Task description: What follows is a set of records, each of which is to be written out exactly.
☆ ☆ ☆ ☆
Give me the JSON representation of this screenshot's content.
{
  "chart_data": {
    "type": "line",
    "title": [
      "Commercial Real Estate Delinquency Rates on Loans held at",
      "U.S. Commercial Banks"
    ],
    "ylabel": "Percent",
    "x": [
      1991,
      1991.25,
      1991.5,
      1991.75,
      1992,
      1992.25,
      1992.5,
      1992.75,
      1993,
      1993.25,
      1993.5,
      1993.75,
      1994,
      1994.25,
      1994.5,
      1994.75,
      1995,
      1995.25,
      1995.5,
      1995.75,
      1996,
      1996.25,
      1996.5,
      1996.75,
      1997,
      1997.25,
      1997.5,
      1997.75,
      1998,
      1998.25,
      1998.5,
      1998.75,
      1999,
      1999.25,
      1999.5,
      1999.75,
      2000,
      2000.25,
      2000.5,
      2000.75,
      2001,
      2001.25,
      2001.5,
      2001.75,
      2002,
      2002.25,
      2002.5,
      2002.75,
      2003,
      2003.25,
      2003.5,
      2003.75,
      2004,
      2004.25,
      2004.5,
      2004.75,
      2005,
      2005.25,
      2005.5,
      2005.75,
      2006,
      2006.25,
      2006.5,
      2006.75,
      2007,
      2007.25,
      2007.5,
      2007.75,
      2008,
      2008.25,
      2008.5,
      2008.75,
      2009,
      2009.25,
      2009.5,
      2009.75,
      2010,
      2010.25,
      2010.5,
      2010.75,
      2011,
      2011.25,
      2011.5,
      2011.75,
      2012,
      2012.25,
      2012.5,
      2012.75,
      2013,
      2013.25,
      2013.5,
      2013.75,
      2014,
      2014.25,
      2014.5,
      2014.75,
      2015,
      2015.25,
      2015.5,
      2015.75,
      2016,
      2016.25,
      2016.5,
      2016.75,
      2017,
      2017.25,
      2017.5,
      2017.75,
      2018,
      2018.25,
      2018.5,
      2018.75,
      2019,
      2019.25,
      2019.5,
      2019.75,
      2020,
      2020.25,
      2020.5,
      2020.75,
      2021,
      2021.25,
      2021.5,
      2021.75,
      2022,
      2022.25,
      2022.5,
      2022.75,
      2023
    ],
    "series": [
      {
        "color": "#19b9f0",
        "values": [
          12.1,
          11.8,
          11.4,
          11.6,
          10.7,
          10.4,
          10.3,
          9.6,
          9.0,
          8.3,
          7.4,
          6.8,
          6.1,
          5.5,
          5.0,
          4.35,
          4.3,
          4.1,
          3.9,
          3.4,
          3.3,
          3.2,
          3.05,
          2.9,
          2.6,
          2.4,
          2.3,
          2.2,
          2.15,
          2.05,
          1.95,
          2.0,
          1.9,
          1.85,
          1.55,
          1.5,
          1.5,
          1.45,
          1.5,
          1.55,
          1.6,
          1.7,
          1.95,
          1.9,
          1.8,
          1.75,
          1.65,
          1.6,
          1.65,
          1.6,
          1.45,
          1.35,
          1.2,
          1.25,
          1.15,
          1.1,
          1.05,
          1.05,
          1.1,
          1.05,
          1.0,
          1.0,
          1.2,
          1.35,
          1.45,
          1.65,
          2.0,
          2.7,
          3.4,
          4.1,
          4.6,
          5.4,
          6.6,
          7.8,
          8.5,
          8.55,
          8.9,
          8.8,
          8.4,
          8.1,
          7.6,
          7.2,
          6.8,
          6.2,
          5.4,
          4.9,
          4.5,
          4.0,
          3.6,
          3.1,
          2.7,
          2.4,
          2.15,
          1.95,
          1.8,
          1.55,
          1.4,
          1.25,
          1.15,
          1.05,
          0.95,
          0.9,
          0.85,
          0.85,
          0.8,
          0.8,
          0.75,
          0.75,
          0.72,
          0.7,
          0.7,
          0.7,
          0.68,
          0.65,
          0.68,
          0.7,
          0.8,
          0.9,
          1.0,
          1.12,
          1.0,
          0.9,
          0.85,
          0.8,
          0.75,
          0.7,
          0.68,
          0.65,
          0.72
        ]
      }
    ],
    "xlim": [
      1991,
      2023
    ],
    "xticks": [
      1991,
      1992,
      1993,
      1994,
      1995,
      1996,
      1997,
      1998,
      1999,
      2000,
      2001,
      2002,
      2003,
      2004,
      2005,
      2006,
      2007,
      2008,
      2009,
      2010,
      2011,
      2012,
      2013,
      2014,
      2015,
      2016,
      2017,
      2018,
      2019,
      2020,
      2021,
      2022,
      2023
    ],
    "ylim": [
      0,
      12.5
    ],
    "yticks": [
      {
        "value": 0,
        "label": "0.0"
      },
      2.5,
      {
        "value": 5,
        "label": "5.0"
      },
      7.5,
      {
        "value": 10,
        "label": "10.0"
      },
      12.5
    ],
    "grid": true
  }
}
☆ ☆ ☆ ☆
Solution below:
Give me the JSON representation of this screenshot's content.
{
  "chart_data": {
    "type": "line",
    "title": [
      "Commercial Real Estate Delinquency Rates on Loans held at",
      "U.S. Commercial Banks"
    ],
    "ylabel": "Percent",
    "x": [
      1991,
      1991.25,
      1991.5,
      1991.75,
      1992,
      1992.25,
      1992.5,
      1992.75,
      1993,
      1993.25,
      1993.5,
      1993.75,
      1994,
      1994.25,
      1994.5,
      1994.75,
      1995,
      1995.25,
      1995.5,
      1995.75,
      1996,
      1996.25,
      1996.5,
      1996.75,
      1997,
      1997.25,
      1997.5,
      1997.75,
      1998,
      1998.25,
      1998.5,
      1998.75,
      1999,
      1999.25,
      1999.5,
      1999.75,
      2000,
      2000.25,
      2000.5,
      2000.75,
      2001,
      2001.25,
      2001.5,
      2001.75,
      2002,
      2002.25,
      2002.5,
      2002.75,
      2003,
      2003.25,
      2003.5,
      2003.75,
      2004,
      2004.25,
      2004.5,
      2004.75,
      2005,
      2005.25,
      2005.5,
      2005.75,
      2006,
      2006.25,
      2006.5,
      2006.75,
      2007,
      2007.25,
      2007.5,
      2007.75,
      2008,
      2008.25,
      2008.5,
      2008.75,
      2009,
      2009.25,
      2009.5,
      2009.75,
      2010,
      2010.25,
      2010.5,
      2010.75,
      2011,
      2011.25,
      2011.5,
      2011.75,
      2012,
      2012.25,
      2012.5,
      2012.75,
      2013,
      2013.25,
      2013.5,
      2013.75,
      2014,
      2014.25,
      2014.5,
      2014.75,
      2015,
      2015.25,
      2015.5,
      2015.75,
      2016,
      2016.25,
      2016.5,
      2016.75,
      2017,
      2017.25,
      2017.5,
      2017.75,
      2018,
      2018.25,
      2018.5,
      2018.75,
      2019,
      2019.25,
      2019.5,
      2019.75,
      2020,
      2020.25,
      2020.5,
      2020.75,
      2021,
      2021.25,
      2021.5,
      2021.75,
      2022,
      2022.25,
      2022.5,
      2022.75,
      2023
    ],
    "series": [
      {
        "color": "#19b9f0",
        "values": [
          12.1,
          11.8,
          11.4,
          11.6,
          10.7,
          10.4,
          10.3,
          9.6,
          9.0,
          8.3,
          7.4,
          6.8,
          6.1,
          5.5,
          5.0,
          4.35,
          4.3,
          4.1,
          3.9,
          3.4,
          3.3,
          3.2,
          3.05,
          2.9,
          2.6,
          2.4,
          2.3,
          2.2,
          2.15,
          2.05,
          1.95,
          2.0,
          1.9,
          1.85,
          1.55,
          1.5,
          1.5,
          1.45,
          1.5,
          1.55,
          1.6,
          1.7,
          1.95,
          1.9,
          1.8,
          1.75,
          1.65,
          1.6,
          1.65,
          1.6,
          1.45,
          1.35,
          1.2,
          1.25,
          1.15,
          1.1,
          1.05,
          1.05,
          1.1,
          1.05,
          1.0,
          1.0,
          1.2,
          1.35,
          1.45,
          1.65,
          2.0,
          2.7,
          3.4,
          4.1,
          4.6,
          5.4,
          6.6,
          7.8,
          8.5,
          8.55,
          8.9,
          8.8,
          8.4,
          8.1,
          7.6,
          7.2,
          6.8,
          6.2,
          5.4,
          4.9,
          4.5,
          4.0,
          3.6,
          3.1,
          2.7,
          2.4,
          2.15,
          1.95,
          1.8,
          1.55,
          1.4,
          1.25,
          1.15,
          1.05,
          0.95,
          0.9,
          0.85,
          0.85,
          0.8,
          0.8,
          0.75,
          0.75,
          0.72,
          0.7,
          0.7,
          0.7,
          0.68,
          0.65,
          0.68,
          0.7,
          0.8,
          0.9,
          1.0,
          1.12,
          1.0,
          0.9,
          0.85,
          0.8,
          0.75,
          0.7,
          0.68,
          0.65,
          0.72
        ]
      }
    ],
    "xlim": [
      1991,
      2023
    ],
    "xticks": [
      1991,
      1992,
      1993,
      1994,
      1995,
      1996,
      1997,
      1998,
      1999,
      2000,
      2001,
      2002,
      2003,
      2004,
      2005,
      2006,
      2007,
      2008,
      2009,
      2010,
      2011,
      2012,
      2013,
      2014,
      2015,
      2016,
      2017,
      2018,
      2019,
      2020,
      2021,
      2022,
      2023
    ],
    "ylim": [
      0,
      12.5
    ],
    "yticks": [
      {
        "value": 0,
        "label": "0.0"
      },
      2.5,
      {
        "value": 5,
        "label": "5.0"
      },
      7.5,
      {
        "value": 10,
        "label": "10.0"
      },
      12.5
    ],
    "grid": true
  }
}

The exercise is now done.